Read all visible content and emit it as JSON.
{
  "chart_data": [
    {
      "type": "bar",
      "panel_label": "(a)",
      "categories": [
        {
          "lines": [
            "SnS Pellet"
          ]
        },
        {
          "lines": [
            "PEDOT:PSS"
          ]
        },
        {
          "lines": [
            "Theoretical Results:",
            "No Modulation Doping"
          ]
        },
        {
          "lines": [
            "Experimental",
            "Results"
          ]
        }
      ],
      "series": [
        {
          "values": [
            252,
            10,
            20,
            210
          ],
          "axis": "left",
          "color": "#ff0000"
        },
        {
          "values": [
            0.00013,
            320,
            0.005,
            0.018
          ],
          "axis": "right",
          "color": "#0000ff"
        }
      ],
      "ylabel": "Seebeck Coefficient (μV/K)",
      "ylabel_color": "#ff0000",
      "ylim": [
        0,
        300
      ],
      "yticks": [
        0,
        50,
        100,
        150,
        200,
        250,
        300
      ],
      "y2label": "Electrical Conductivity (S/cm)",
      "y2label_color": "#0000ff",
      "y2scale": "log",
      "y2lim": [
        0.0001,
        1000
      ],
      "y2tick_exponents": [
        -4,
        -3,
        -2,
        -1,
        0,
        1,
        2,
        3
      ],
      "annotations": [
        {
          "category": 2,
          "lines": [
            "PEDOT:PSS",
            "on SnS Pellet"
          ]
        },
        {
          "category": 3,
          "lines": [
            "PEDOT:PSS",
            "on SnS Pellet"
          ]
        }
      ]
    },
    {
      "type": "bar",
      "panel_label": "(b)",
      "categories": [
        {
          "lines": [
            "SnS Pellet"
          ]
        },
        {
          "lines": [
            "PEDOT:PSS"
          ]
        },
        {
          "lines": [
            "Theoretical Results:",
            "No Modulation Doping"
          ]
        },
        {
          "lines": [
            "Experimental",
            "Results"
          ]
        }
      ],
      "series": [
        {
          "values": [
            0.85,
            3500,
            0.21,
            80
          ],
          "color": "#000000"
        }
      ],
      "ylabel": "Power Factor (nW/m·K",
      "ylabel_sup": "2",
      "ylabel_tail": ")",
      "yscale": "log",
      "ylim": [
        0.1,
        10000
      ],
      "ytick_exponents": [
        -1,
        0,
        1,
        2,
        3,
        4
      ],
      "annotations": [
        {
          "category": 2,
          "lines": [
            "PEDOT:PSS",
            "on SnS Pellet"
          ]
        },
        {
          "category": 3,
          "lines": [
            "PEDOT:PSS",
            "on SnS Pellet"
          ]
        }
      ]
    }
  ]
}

**Aim**
From the data above, extract every line in its exact form.

**Reply**
Read all visible content and emit it as JSON.
{
  "chart_data": [
    {
      "type": "bar",
      "panel_label": "(a)",
      "categories": [
        {
          "lines": [
            "SnS Pellet"
          ]
        },
        {
          "lines": [
            "PEDOT:PSS"
          ]
        },
        {
          "lines": [
            "Theoretical Results:",
            "No Modulation Doping"
          ]
        },
        {
          "lines": [
            "Experimental",
            "Results"
          ]
        }
      ],
      "series": [
        {
          "values": [
            252,
            10,
            20,
            210
          ],
          "axis": "left",
          "color": "#ff0000"
        },
        {
          "values": [
            0.00013,
            320,
            0.005,
            0.018
          ],
          "axis": "right",
          "color": "#0000ff"
        }
      ],
      "ylabel": "Seebeck Coefficient (μV/K)",
      "ylabel_color": "#ff0000",
      "ylim": [
        0,
        300
      ],
      "yticks": [
        0,
        50,
        100,
        150,
        200,
        250,
        300
      ],
      "y2label": "Electrical Conductivity (S/cm)",
      "y2label_color": "#0000ff",
      "y2scale": "log",
      "y2lim": [
        0.0001,
        1000
      ],
      "y2tick_exponents": [
        -4,
        -3,
        -2,
        -1,
        0,
        1,
        2,
        3
      ],
      "annotations": [
        {
          "category": 2,
          "lines": [
            "PEDOT:PSS",
            "on SnS Pellet"
          ]
        },
        {
          "category": 3,
          "lines": [
            "PEDOT:PSS",
            "on SnS Pellet"
          ]
        }
      ]
    },
    {
      "type": "bar",
      "panel_label": "(b)",
      "categories": [
        {
          "lines": [
            "SnS Pellet"
          ]
        },
        {
          "lines": [
            "PEDOT:PSS"
          ]
        },
        {
          "lines": [
            "Theoretical Results:",
            "No Modulation Doping"
          ]
        },
        {
          "lines": [
            "Experimental",
            "Results"
          ]
        }
      ],
      "series": [
        {
          "values": [
            0.85,
            3500,
            0.21,
            80
          ],
          "color": "#000000"
        }
      ],
      "ylabel": "Power Factor (nW/m·K",
      "ylabel_sup": "2",
      "ylabel_tail": ")",
      "yscale": "log",
      "ylim": [
        0.1,
        10000
      ],
      "ytick_exponents": [
        -1,
        0,
        1,
        2,
        3,
        4
      ],
      "annotations": [
        {
          "category": 2,
          "lines": [
            "PEDOT:PSS",
            "on SnS Pellet"
          ]
        },
        {
          "category": 3,
          "lines": [
            "PEDOT:PSS",
            "on SnS Pellet"
          ]
        }
      ]
    }
  ]
}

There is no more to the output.